Return the full material exactly.

------ GIVEN INFORMATION ------

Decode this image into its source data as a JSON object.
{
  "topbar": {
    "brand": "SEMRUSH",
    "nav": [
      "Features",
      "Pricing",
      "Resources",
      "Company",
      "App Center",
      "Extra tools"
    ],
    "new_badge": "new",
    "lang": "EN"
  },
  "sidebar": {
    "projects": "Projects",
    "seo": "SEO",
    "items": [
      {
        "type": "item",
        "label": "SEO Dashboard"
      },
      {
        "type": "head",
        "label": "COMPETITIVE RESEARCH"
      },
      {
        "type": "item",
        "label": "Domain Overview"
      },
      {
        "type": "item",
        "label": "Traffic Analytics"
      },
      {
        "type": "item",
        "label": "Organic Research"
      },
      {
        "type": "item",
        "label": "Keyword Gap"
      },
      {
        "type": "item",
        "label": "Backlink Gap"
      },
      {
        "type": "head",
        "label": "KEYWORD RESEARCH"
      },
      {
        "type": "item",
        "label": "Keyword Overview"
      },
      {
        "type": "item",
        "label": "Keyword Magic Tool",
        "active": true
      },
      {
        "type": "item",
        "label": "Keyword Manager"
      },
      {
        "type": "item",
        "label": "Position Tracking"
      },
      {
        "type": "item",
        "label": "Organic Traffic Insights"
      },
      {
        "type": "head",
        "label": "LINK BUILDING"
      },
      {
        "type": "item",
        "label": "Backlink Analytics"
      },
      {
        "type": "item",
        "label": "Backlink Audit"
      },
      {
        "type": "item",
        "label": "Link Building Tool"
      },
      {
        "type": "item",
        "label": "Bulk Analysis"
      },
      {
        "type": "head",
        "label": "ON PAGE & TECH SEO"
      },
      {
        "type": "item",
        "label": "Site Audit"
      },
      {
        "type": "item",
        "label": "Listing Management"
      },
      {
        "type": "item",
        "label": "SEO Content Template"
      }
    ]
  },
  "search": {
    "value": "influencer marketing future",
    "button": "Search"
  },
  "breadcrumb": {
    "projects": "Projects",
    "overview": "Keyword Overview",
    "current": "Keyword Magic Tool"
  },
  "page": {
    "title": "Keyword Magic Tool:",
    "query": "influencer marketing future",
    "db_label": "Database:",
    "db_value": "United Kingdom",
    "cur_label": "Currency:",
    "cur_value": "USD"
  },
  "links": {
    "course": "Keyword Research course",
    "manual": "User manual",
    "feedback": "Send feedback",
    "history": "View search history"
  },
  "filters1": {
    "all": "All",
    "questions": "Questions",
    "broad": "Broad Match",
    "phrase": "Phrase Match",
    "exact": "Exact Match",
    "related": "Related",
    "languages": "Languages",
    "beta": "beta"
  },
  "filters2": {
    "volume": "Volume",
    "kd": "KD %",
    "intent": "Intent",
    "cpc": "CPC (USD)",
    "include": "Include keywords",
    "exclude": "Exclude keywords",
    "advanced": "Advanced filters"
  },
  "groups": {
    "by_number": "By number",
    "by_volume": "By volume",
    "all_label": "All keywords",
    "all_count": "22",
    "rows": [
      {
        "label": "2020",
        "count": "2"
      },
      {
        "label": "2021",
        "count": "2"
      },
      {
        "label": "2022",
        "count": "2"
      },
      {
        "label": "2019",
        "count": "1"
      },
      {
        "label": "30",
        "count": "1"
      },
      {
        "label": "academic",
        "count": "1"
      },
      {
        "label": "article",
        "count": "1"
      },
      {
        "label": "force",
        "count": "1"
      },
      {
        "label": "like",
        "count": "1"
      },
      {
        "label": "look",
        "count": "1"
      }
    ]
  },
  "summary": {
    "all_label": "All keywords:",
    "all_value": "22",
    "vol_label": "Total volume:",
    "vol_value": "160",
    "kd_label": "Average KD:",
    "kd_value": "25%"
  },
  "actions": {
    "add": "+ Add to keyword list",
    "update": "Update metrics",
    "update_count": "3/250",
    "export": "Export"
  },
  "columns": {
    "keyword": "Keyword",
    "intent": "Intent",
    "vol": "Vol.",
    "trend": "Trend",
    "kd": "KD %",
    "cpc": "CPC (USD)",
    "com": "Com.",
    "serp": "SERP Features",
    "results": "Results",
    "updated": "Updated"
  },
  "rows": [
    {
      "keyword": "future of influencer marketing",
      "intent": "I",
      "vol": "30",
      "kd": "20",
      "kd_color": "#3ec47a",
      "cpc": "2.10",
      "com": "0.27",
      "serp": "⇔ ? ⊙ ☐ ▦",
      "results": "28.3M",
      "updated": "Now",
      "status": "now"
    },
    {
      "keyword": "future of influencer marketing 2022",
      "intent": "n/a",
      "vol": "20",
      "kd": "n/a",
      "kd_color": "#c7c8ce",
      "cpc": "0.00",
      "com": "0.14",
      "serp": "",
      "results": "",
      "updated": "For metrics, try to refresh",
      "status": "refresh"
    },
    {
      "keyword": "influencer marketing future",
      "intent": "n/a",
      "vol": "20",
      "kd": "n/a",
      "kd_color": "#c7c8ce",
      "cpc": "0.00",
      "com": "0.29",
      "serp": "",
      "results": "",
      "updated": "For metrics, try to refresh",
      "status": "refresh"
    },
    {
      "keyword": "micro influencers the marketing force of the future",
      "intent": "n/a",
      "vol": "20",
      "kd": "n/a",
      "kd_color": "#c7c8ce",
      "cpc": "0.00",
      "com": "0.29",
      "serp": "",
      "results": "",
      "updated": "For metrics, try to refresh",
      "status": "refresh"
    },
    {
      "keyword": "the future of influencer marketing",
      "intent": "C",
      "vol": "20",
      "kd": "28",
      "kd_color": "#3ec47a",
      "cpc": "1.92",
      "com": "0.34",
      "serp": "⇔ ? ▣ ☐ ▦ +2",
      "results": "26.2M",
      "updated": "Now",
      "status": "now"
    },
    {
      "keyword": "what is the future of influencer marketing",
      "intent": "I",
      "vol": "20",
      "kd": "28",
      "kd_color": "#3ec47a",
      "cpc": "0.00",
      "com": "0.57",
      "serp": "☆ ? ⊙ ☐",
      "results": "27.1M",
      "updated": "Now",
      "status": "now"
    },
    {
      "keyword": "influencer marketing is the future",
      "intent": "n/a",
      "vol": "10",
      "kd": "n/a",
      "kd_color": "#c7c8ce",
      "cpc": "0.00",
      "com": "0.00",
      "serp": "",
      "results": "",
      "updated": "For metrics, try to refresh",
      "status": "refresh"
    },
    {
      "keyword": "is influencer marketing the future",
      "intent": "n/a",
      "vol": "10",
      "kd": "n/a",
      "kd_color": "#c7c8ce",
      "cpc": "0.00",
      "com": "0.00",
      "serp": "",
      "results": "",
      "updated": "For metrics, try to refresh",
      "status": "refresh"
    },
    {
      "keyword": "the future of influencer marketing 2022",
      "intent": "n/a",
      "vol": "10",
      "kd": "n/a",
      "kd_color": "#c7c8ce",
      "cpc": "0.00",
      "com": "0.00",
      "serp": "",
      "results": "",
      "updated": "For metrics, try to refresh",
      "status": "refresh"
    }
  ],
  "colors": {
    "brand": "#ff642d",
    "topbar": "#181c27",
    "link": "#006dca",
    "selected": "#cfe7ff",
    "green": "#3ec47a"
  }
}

------

§ RESPONSE:
Decode this image into its source data as a JSON object.
{
  "topbar": {
    "brand": "SEMRUSH",
    "nav": [
      "Features",
      "Pricing",
      "Resources",
      "Company",
      "App Center",
      "Extra tools"
    ],
    "new_badge": "new",
    "lang": "EN"
  },
  "sidebar": {
    "projects": "Projects",
    "seo": "SEO",
    "items": [
      {
        "type": "item",
        "label": "SEO Dashboard"
      },
      {
        "type": "head",
        "label": "COMPETITIVE RESEARCH"
      },
      {
        "type": "item",
        "label": "Domain Overview"
      },
      {
        "type": "item",
        "label": "Traffic Analytics"
      },
      {
        "type": "item",
        "label": "Organic Research"
      },
      {
        "type": "item",
        "label": "Keyword Gap"
      },
      {
        "type": "item",
        "label": "Backlink Gap"
      },
      {
        "type": "head",
        "label": "KEYWORD RESEARCH"
      },
      {
        "type": "item",
        "label": "Keyword Overview"
      },
      {
        "type": "item",
        "label": "Keyword Magic Tool",
        "active": true
      },
      {
        "type": "item",
        "label": "Keyword Manager"
      },
      {
        "type": "item",
        "label": "Position Tracking"
      },
      {
        "type": "item",
        "label": "Organic Traffic Insights"
      },
      {
        "type": "head",
        "label": "LINK BUILDING"
      },
      {
        "type": "item",
        "label": "Backlink Analytics"
      },
      {
        "type": "item",
        "label": "Backlink Audit"
      },
      {
        "type": "item",
        "label": "Link Building Tool"
      },
      {
        "type": "item",
        "label": "Bulk Analysis"
      },
      {
        "type": "head",
        "label": "ON PAGE & TECH SEO"
      },
      {
        "type": "item",
        "label": "Site Audit"
      },
      {
        "type": "item",
        "label": "Listing Management"
      },
      {
        "type": "item",
        "label": "SEO Content Template"
      }
    ]
  },
  "search": {
    "value": "influencer marketing future",
    "button": "Search"
  },
  "breadcrumb": {
    "projects": "Projects",
    "overview": "Keyword Overview",
    "current": "Keyword Magic Tool"
  },
  "page": {
    "title": "Keyword Magic Tool:",
    "query": "influencer marketing future",
    "db_label": "Database:",
    "db_value": "United Kingdom",
    "cur_label": "Currency:",
    "cur_value": "USD"
  },
  "links": {
    "course": "Keyword Research course",
    "manual": "User manual",
    "feedback": "Send feedback",
    "history": "View search history"
  },
  "filters1": {
    "all": "All",
    "questions": "Questions",
    "broad": "Broad Match",
    "phrase": "Phrase Match",
    "exact": "Exact Match",
    "related": "Related",
    "languages": "Languages",
    "beta": "beta"
  },
  "filters2": {
    "volume": "Volume",
    "kd": "KD %",
    "intent": "Intent",
    "cpc": "CPC (USD)",
    "include": "Include keywords",
    "exclude": "Exclude keywords",
    "advanced": "Advanced filters"
  },
  "groups": {
    "by_number": "By number",
    "by_volume": "By volume",
    "all_label": "All keywords",
    "all_count": "22",
    "rows": [
      {
        "label": "2020",
        "count": "2"
      },
      {
        "label": "2021",
        "count": "2"
      },
      {
        "label": "2022",
        "count": "2"
      },
      {
        "label": "2019",
        "count": "1"
      },
      {
        "label": "30",
        "count": "1"
      },
      {
        "label": "academic",
        "count": "1"
      },
      {
        "label": "article",
        "count": "1"
      },
      {
        "label": "force",
        "count": "1"
      },
      {
        "label": "like",
        "count": "1"
      },
      {
        "label": "look",
        "count": "1"
      }
    ]
  },
  "summary": {
    "all_label": "All keywords:",
    "all_value": "22",
    "vol_label": "Total volume:",
    "vol_value": "160",
    "kd_label": "Average KD:",
    "kd_value": "25%"
  },
  "actions": {
    "add": "+ Add to keyword list",
    "update": "Update metrics",
    "update_count": "3/250",
    "export": "Export"
  },
  "columns": {
    "keyword": "Keyword",
    "intent": "Intent",
    "vol": "Vol.",
    "trend": "Trend",
    "kd": "KD %",
    "cpc": "CPC (USD)",
    "com": "Com.",
    "serp": "SERP Features",
    "results": "Results",
    "updated": "Updated"
  },
  "rows": [
    {
      "keyword": "future of influencer marketing",
      "intent": "I",
      "vol": "30",
      "kd": "20",
      "kd_color": "#3ec47a",
      "cpc": "2.10",
      "com": "0.27",
      "serp": "⇔ ? ⊙ ☐ ▦",
      "results": "28.3M",
      "updated": "Now",
      "status": "now"
    },
    {
      "keyword": "future of influencer marketing 2022",
      "intent": "n/a",
      "vol": "20",
      "kd": "n/a",
      "kd_color": "#c7c8ce",
      "cpc": "0.00",
      "com": "0.14",
      "serp": "",
      "results": "",
      "updated": "For metrics, try to refresh",
      "status": "refresh"
    },
    {
      "keyword": "influencer marketing future",
      "intent": "n/a",
      "vol": "20",
      "kd": "n/a",
      "kd_color": "#c7c8ce",
      "cpc": "0.00",
      "com": "0.29",
      "serp": "",
      "results": "",
      "updated": "For metrics, try to refresh",
      "status": "refresh"
    },
    {
      "keyword": "micro influencers the marketing force of the future",
      "intent": "n/a",
      "vol": "20",
      "kd": "n/a",
      "kd_color": "#c7c8ce",
      "cpc": "0.00",
      "com": "0.29",
      "serp": "",
      "results": "",
      "updated": "For metrics, try to refresh",
      "status": "refresh"
    },
    {
      "keyword": "the future of influencer marketing",
      "intent": "C",
      "vol": "20",
      "kd": "28",
      "kd_color": "#3ec47a",
      "cpc": "1.92",
      "com": "0.34",
      "serp": "⇔ ? ▣ ☐ ▦ +2",
      "results": "26.2M",
      "updated": "Now",
      "status": "now"
    },
    {
      "keyword": "what is the future of influencer marketing",
      "intent": "I",
      "vol": "20",
      "kd": "28",
      "kd_color": "#3ec47a",
      "cpc": "0.00",
      "com": "0.57",
      "serp": "☆ ? ⊙ ☐",
      "results": "27.1M",
      "updated": "Now",
      "status": "now"
    },
    {
      "keyword": "influencer marketing is the future",
      "intent": "n/a",
      "vol": "10",
      "kd": "n/a",
      "kd_color": "#c7c8ce",
      "cpc": "0.00",
      "com": "0.00",
      "serp": "",
      "results": "",
      "updated": "For metrics, try to refresh",
      "status": "refresh"
    },
    {
      "keyword": "is influencer marketing the future",
      "intent": "n/a",
      "vol": "10",
      "kd": "n/a",
      "kd_color": "#c7c8ce",
      "cpc": "0.00",
      "com": "0.00",
      "serp": "",
      "results": "",
      "updated": "For metrics, try to refresh",
      "status": "refresh"
    },
    {
      "keyword": "the future of influencer marketing 2022",
      "intent": "n/a",
      "vol": "10",
      "kd": "n/a",
      "kd_color": "#c7c8ce",
      "cpc": "0.00",
      "com": "0.00",
      "serp": "",
      "results": "",
      "updated": "For metrics, try to refresh",
      "status": "refresh"
    }
  ],
  "colors": {
    "brand": "#ff642d",
    "topbar": "#181c27",
    "link": "#006dca",
    "selected": "#cfe7ff",
    "green": "#3ec47a"
  }
}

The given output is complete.